■ Written exercise
Look through the data for the string "talented". Copy every line where it is found.

■ Exercise inputs
------

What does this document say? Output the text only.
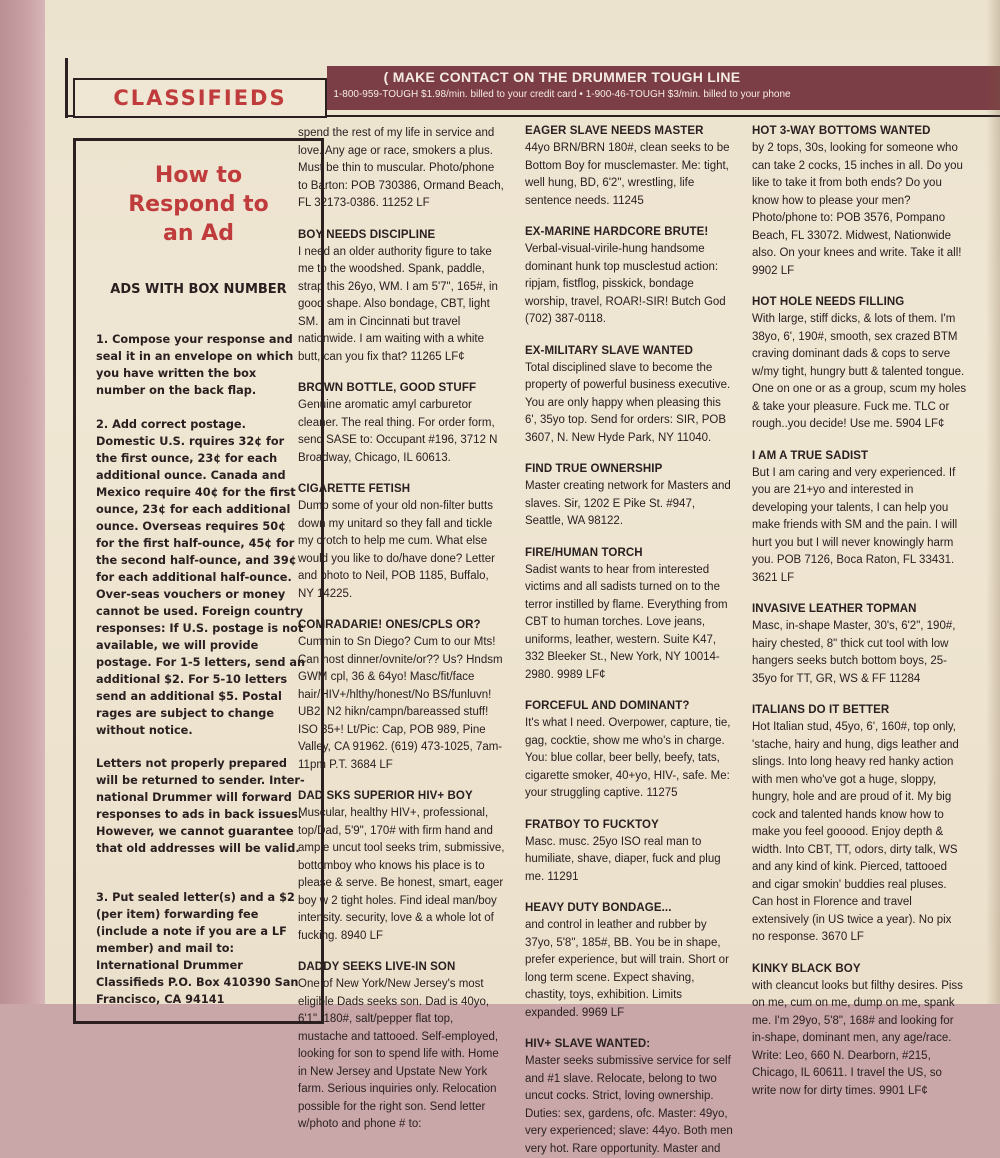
CLASSIFIEDS
( MAKE CONTACT ON THE DRUMMER TOUGH LINE
1-800-959-TOUGH $1.98/min. billed to your credit card • 1-900-46-TOUGH $3/min. billed to your phone
How to
Respond to
an Ad
ADS WITH BOX NUMBER

1. Compose your response and seal it in an envelope on which you have written the box number on the back flap.

2. Add correct postage. Domestic U.S. rquires 32¢ for the first ounce, 23¢ for each additional ounce. Canada and Mexico require 40¢ for the first ounce, 23¢ for each additional ounce. Overseas requires 50¢ for the first half-ounce, 45¢ for the second half-ounce, and 39¢ for each additional half-ounce. Over-seas vouchers or money cannot be used. Foreign country responses: If U.S. postage is not available, we will provide postage. For 1-5 letters, send an additional $2. For 5-10 letters send an additional $5. Postal rages are subject to change without notice.

Letters not properly prepared will be returned to sender. Inter-national Drummer will forward responses to ads in back issues. However, we cannot guarantee that old addresses will be valid.

3. Put sealed letter(s) and a $2 (per item) forwarding fee (include a note if you are a LF member) and mail to: International Drummer Classifieds P.O. Box 410390 San Francisco, CA 94141

spend the rest of my life in service and love. Any age or race, smokers a plus. Must be thin to muscular. Photo/phone to Barton: POB 730386, Ormand Beach, FL 32173-0386. 11252 LF

BOY NEEDS DISCIPLINE

I need an older authority figure to take me to the woodshed. Spank, paddle, strap this 26yo, WM. I am 5'7", 165#, in good shape. Also bondage, CBT, light SM. I am in Cincinnati but travel nationwide. I am waiting with a white butt, can you fix that? 11265 LF¢

BROWN BOTTLE, GOOD STUFF

Genuine aromatic amyl carburetor cleaner. The real thing. For order form, send SASE to: Occupant #196, 3712 N Broadway, Chicago, IL 60613.

CIGARETTE FETISH

Dump some of your old non-filter butts down my unitard so they fall and tickle my crotch to help me cum. What else would you like to do/have done? Letter and photo to Neil, POB 1185, Buffalo, NY 14225.

COMRADARIE! ONES/CPLS OR?

Cummin to Sn Diego? Cum to our Mts! Can host dinner/ovnite/or?? Us? Hndsm GWM cpl, 36 & 64yo! Masc/fit/face hair/HIV+/hlthy/honest/No BS/funluvn! UB2! N2 hikn/campn/bareassed stuff! ISO 35+! Lt/Pic: Cap, POB 989, Pine Valley, CA 91962. (619) 473-1025, 7am-11pm P.T. 3684 LF

DAD SKS SUPERIOR HIV+ BOY

Muscular, healthy HIV+, professional, top/Dad, 5'9", 170# with firm hand and ample uncut tool seeks trim, submissive, bottomboy who knows his place is to please & serve. Be honest, smart, eager boy w 2 tight holes. Find ideal man/boy intensity. security, love & a whole lot of fucking. 8940 LF

DADDY SEEKS LIVE-IN SON

One of New York/New Jersey's most eligible Dads seeks son. Dad is 40yo, 6'1", 180#, salt/pepper flat top, mustache and tattooed. Self-employed, looking for son to spend life with. Home in New Jersey and Upstate New York farm. Serious inquiries only. Relocation possible for the right son. Send letter w/photo and phone # to:

EAGER SLAVE NEEDS MASTER

44yo BRN/BRN 180#, clean seeks to be Bottom Boy for musclemaster. Me: tight, well hung, BD, 6'2", wrestling, life sentence needs. 11245

EX-MARINE HARDCORE BRUTE!

Verbal-visual-virile-hung handsome dominant hunk top musclestud action: ripjam, fistflog, pisskick, bondage worship, travel, ROAR!-SIR! Butch God (702) 387-0118.

EX-MILITARY SLAVE WANTED

Total disciplined slave to become the property of powerful business executive. You are only happy when pleasing this 6', 35yo top. Send for orders: SIR, POB 3607, N. New Hyde Park, NY 11040.

FIND TRUE OWNERSHIP

Master creating network for Masters and slaves. Sir, 1202 E Pike St. #947, Seattle, WA 98122.

FIRE/HUMAN TORCH

Sadist wants to hear from interested victims and all sadists turned on to the terror instilled by flame. Everything from CBT to human torches. Love jeans, uniforms, leather, western. Suite K47, 332 Bleeker St., New York, NY 10014-2980. 9989 LF¢

FORCEFUL AND DOMINANT?

It's what I need. Overpower, capture, tie, gag, cocktie, show me who's in charge. You: blue collar, beer belly, beefy, tats, cigarette smoker, 40+yo, HIV-, safe. Me: your struggling captive. 11275

FRATBOY TO FUCKTOY

Masc. musc. 25yo ISO real man to humiliate, shave, diaper, fuck and plug me. 11291

HEAVY DUTY BONDAGE...

and control in leather and rubber by 37yo, 5'8", 185#, BB. You be in shape, prefer experience, but will train. Short or long term scene. Expect shaving, chastity, toys, exhibition. Limits expanded. 9969 LF

HIV+ SLAVE WANTED:

Master seeks submissive service for self and #1 slave. Relocate, belong to two uncut cocks. Strict, loving ownership. Duties: sex, gardens, ofc. Master: 49yo, very experienced; slave: 44yo. Both men very hot. Rare opportunity. Master and

HOT 3-WAY BOTTOMS WANTED

by 2 tops, 30s, looking for someone who can take 2 cocks, 15 inches in all. Do you like to take it from both ends? Do you know how to please your men? Photo/phone to: POB 3576, Pompano Beach, FL 33072. Midwest, Nationwide also. On your knees and write. Take it all! 9902 LF

HOT HOLE NEEDS FILLING

With large, stiff dicks, & lots of them. I'm 38yo, 6', 190#, smooth, sex crazed BTM craving dominant dads & cops to serve w/my tight, hungry butt & talented tongue. One on one or as a group, scum my holes & take your pleasure. Fuck me. TLC or rough..you decide! Use me. 5904 LF¢

I AM A TRUE SADIST

But I am caring and very experienced. If you are 21+yo and interested in developing your talents, I can help you make friends with SM and the pain. I will hurt you but I will never knowingly harm you. POB 7126, Boca Raton, FL 33431. 3621 LF

INVASIVE LEATHER TOPMAN

Masc, in-shape Master, 30's, 6'2", 190#, hairy chested, 8" thick cut tool with low hangers seeks butch bottom boys, 25-35yo for TT, GR, WS & FF 11284

ITALIANS DO IT BETTER

Hot Italian stud, 45yo, 6', 160#, top only, 'stache, hairy and hung, digs leather and slings. Into long heavy red hanky action with men who've got a huge, sloppy, hungry, hole and are proud of it. My big cock and talented hands know how to make you feel gooood. Enjoy depth & width. Into CBT, TT, odors, dirty talk, WS and any kind of kink. Pierced, tattooed and cigar smokin' buddies real pluses. Can host in Florence and travel extensively (in US twice a year). No pix no response. 3670 LF

KINKY BLACK BOY

with cleancut looks but filthy desires. Piss on me, cum on me, dump on me, spank me. I'm 29yo, 5'8", 168# and looking for in-shape, dominant men, any age/race. Write: Leo, 660 N. Dearborn, #215, Chicago, IL 60611. I travel the US, so write now for dirty times. 9901 LF¢
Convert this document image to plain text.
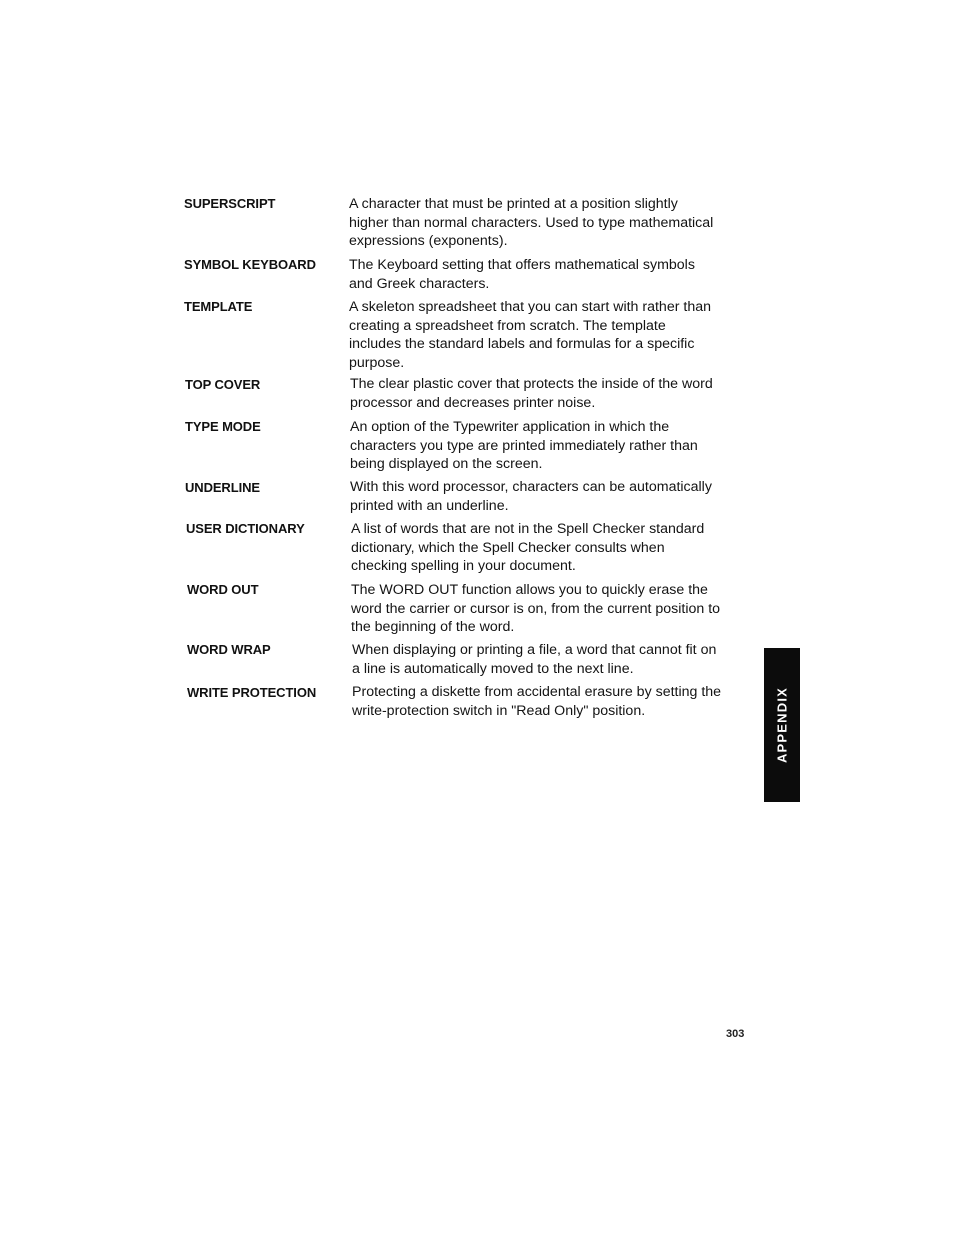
SUPERSCRIPT	A character that must be printed at a position slightly higher than normal characters. Used to type mathematical expressions (exponents).
SYMBOL KEYBOARD The Keyboard setting that offers mathematical symbols and Greek characters.
TEMPLATE	A skeleton spreadsheet that you can start with rather than creating a spreadsheet from scratch. The template includes the standard labels and formulas for a specific purpose.
TOP COVER	The clear plastic cover that protects the inside of the word processor and decreases printer noise.
TYPE MODE	An option of the Typewriter application in which the characters you type are printed immediately rather than being displayed on the screen.
UNDERLINE	With this word processor, characters can be automatically printed with an underline.
USER DICTIONARY	A list of words that are not in the Spell Checker standard dictionary, which the Spell Checker consults when checking spelling in your document.
WORD OUT	The WORD OUT function allows you to quickly erase the word the carrier or cursor is on, from the current position to the beginning of the word.
WORD WRAP	When displaying or printing a file, a word that cannot fit on a line is automatically moved to the next line.
WRITE PROTECTION	Protecting a diskette from accidental erasure by setting the write-protection switch in "Read Only" position.	APPENDIX
303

------

■ Task solution
With large, stiff dicks, & lots of them. I'm 38yo, 6', 190#, smooth, sex crazed BTM craving dominant dads & cops to serve w/my tight, hungry butt & talented tongue. One on one or as a group, scum my holes & take your pleasure. Fuck me. TLC or rough..you decide! Use me. 5904 LF¢
Hot Italian stud, 45yo, 6', 160#, top only, 'stache, hairy and hung, digs leather and slings. Into long heavy red hanky action with men who've got a huge, sloppy, hungry, hole and are proud of it. My big cock and talented hands know how to make you feel gooood. Enjoy depth & width. Into CBT, TT, odors, dirty talk, WS and any kind of kink. Pierced, tattooed and cigar smokin' buddies real pluses. Can host in Florence and travel extensively (in US twice a year). No pix no response. 3670 LF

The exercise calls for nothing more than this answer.